Extract all lines that hold "Bölgeler" from the records below.

-- start Rows --

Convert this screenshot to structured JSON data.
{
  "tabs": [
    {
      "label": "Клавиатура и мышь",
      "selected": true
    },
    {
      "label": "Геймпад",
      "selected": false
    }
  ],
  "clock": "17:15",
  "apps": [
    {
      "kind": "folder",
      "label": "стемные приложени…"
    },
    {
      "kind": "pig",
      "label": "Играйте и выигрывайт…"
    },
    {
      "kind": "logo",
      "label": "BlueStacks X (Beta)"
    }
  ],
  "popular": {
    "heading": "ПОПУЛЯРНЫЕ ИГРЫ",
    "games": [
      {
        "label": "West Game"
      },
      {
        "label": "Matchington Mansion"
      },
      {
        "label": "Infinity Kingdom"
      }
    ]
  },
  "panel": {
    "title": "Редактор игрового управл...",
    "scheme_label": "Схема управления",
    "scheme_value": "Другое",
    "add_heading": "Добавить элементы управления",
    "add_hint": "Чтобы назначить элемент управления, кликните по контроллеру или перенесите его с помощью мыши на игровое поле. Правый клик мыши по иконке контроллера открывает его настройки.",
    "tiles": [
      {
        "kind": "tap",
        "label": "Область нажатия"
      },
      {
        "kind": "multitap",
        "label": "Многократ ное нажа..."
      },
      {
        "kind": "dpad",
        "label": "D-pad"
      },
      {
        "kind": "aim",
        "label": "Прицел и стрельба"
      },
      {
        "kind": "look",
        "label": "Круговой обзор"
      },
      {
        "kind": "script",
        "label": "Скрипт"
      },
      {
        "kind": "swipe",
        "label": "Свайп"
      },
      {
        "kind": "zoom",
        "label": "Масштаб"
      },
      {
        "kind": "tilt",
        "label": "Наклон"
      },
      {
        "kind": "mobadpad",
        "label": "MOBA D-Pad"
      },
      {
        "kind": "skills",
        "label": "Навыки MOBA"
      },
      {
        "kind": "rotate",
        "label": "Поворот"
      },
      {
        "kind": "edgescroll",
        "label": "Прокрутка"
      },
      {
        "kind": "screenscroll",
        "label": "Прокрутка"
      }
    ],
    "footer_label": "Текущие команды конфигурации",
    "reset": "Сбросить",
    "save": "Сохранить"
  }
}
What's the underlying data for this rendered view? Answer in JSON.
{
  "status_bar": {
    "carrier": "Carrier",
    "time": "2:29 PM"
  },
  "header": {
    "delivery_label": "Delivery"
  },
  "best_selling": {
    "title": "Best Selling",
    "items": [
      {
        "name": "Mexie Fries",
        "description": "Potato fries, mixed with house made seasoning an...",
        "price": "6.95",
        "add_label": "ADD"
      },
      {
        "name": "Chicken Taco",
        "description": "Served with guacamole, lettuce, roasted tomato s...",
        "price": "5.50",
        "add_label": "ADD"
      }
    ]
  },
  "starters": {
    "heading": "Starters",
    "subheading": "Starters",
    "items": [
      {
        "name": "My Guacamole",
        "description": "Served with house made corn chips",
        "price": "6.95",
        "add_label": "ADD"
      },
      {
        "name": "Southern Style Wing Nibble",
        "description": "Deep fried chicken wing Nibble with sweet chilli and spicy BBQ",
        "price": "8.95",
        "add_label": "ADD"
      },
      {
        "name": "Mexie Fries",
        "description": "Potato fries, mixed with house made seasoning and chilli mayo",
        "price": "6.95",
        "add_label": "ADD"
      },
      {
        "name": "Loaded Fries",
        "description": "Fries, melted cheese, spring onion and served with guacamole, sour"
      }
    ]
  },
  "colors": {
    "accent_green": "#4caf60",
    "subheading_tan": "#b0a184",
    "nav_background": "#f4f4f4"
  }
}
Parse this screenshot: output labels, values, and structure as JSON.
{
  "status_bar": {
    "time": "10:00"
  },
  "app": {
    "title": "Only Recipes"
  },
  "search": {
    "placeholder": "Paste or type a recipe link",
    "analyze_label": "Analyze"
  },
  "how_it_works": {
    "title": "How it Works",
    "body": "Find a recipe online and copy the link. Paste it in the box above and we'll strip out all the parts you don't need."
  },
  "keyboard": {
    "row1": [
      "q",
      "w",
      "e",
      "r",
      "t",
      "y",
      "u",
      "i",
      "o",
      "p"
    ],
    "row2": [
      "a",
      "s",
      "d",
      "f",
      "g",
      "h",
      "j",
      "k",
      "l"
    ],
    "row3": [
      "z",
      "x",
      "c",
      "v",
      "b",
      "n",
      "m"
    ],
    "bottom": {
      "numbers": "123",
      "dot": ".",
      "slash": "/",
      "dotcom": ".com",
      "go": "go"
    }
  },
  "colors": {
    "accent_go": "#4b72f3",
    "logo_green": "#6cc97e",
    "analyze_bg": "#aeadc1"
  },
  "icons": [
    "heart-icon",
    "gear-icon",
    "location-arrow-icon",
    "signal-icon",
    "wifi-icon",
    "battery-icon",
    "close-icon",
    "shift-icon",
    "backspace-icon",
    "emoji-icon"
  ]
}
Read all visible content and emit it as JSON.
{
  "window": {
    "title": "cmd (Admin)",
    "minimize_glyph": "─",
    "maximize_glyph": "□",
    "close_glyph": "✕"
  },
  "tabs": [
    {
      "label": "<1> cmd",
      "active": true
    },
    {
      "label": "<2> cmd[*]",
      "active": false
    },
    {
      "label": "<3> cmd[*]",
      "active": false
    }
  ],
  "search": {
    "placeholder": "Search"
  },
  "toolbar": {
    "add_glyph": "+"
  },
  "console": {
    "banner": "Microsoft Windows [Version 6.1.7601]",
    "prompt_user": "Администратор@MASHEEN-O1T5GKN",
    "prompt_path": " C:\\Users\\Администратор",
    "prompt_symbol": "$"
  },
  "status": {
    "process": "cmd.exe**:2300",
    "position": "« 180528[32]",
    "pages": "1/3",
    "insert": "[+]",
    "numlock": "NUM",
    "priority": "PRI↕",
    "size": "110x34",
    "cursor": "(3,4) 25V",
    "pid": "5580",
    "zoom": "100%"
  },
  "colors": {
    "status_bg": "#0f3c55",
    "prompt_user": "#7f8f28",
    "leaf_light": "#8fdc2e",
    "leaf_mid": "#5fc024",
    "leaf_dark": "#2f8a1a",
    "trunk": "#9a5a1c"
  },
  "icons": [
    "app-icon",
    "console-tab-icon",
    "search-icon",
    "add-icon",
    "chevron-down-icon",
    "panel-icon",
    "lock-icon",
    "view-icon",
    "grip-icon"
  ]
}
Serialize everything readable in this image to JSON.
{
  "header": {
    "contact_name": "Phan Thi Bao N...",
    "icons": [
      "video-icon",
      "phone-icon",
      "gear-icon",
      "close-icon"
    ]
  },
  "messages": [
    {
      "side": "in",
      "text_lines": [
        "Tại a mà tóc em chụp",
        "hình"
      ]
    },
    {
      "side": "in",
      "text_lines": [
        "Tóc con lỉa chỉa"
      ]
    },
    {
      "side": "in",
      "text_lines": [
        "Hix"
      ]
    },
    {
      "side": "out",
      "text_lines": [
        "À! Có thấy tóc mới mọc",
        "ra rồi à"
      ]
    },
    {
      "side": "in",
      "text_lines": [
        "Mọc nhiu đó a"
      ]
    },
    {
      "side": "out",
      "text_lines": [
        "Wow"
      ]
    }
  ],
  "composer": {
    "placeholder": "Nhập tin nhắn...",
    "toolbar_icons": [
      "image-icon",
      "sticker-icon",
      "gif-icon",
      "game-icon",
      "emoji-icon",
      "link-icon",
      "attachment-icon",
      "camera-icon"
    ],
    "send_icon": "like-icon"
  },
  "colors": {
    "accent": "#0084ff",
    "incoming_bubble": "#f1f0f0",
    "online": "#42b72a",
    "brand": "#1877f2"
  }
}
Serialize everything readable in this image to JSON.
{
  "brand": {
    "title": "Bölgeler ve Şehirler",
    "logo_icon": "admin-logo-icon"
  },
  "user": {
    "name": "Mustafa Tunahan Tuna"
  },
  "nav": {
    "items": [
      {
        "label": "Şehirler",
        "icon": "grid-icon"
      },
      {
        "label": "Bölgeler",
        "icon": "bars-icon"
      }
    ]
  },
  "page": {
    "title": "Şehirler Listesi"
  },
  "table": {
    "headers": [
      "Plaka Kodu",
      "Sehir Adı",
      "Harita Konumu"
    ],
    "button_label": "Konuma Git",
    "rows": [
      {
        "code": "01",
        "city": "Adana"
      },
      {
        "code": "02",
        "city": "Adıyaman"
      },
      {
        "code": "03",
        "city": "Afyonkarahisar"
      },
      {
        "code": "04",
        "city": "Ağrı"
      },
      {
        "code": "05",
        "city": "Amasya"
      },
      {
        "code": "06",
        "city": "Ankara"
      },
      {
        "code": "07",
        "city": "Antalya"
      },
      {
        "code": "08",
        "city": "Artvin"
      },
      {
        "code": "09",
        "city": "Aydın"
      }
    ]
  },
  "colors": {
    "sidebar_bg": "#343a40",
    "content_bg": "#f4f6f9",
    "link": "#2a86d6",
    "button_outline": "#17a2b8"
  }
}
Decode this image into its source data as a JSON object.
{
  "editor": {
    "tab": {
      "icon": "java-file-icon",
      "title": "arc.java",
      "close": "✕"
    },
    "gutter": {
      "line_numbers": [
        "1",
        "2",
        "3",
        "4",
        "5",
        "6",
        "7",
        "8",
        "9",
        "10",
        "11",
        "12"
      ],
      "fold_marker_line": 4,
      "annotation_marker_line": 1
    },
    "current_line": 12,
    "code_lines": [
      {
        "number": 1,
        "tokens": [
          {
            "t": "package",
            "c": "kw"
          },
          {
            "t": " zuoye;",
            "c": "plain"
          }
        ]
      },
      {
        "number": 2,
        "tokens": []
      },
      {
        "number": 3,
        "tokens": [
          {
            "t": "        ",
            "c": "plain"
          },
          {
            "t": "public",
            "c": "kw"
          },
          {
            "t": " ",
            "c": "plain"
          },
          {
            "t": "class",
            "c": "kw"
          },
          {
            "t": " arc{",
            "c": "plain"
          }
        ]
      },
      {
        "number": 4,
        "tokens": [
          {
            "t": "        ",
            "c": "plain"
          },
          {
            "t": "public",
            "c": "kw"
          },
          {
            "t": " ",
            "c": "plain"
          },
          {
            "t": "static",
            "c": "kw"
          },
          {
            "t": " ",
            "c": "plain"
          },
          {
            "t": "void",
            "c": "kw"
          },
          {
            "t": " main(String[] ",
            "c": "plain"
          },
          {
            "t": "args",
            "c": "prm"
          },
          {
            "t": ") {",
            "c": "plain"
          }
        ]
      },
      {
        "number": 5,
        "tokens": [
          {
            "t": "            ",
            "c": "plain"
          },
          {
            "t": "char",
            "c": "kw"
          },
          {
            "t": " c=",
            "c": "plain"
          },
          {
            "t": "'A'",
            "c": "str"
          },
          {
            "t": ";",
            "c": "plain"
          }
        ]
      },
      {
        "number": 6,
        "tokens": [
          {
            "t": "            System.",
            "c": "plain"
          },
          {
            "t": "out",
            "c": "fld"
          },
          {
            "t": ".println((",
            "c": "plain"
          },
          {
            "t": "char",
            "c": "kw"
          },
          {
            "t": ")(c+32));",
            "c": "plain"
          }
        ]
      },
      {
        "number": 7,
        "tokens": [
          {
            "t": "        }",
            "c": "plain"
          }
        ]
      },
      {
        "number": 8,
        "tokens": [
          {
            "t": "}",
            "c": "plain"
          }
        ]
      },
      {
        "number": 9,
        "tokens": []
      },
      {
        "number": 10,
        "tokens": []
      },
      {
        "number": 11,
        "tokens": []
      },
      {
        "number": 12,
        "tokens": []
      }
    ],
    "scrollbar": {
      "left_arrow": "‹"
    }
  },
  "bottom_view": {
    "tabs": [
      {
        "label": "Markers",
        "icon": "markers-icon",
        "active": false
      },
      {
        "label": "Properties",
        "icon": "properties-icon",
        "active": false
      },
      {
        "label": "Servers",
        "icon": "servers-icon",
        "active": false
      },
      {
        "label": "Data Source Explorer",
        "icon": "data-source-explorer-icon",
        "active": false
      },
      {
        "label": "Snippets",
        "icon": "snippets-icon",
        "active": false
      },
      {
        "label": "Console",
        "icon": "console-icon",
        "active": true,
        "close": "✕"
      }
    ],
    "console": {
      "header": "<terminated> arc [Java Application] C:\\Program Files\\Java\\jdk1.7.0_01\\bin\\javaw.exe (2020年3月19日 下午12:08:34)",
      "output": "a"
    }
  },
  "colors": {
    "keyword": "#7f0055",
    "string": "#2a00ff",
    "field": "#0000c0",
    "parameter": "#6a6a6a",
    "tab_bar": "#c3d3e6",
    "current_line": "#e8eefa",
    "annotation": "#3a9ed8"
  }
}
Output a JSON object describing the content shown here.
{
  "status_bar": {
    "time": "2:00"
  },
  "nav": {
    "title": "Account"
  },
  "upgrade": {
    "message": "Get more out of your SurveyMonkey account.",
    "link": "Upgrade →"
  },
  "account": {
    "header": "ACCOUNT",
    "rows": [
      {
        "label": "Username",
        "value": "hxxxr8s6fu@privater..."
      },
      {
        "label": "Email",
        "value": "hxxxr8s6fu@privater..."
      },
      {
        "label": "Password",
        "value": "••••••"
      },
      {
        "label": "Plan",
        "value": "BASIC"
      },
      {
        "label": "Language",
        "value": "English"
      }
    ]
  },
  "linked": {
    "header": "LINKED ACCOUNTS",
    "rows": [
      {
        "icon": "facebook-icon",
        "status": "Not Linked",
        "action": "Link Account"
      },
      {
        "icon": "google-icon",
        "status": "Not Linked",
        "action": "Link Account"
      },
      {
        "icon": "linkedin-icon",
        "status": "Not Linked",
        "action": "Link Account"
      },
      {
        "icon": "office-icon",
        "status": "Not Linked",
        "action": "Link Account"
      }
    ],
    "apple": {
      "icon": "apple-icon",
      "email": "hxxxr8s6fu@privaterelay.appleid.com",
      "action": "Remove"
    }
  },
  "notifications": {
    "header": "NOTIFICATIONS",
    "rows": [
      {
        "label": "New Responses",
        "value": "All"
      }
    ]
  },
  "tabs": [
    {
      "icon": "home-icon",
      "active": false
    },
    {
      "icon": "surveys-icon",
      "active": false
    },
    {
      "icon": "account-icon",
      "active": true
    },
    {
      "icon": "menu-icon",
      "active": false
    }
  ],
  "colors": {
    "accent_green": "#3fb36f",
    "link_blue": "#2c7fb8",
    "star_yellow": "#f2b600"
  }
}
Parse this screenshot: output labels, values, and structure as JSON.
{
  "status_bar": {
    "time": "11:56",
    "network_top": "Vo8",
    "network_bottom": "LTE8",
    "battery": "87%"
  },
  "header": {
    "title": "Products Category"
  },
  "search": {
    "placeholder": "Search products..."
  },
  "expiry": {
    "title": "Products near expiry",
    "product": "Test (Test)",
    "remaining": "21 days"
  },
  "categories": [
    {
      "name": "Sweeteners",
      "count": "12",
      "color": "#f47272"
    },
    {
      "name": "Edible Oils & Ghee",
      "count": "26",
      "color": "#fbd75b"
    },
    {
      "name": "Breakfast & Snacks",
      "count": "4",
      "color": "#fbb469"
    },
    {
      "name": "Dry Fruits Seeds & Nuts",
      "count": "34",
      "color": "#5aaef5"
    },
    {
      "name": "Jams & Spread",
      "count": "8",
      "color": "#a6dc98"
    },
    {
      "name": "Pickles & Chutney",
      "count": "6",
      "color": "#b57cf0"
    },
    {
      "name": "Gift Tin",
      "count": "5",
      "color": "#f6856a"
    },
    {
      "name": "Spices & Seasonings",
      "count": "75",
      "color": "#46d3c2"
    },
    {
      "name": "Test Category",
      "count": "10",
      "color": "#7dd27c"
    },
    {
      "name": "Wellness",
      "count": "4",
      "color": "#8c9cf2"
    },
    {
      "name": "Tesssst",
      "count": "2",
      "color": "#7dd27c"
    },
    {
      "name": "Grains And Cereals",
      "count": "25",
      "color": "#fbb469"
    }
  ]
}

-- end Rows --

**Solution**:
    "title": "Bölgeler ve Şehirler",
        "label": "Bölgeler",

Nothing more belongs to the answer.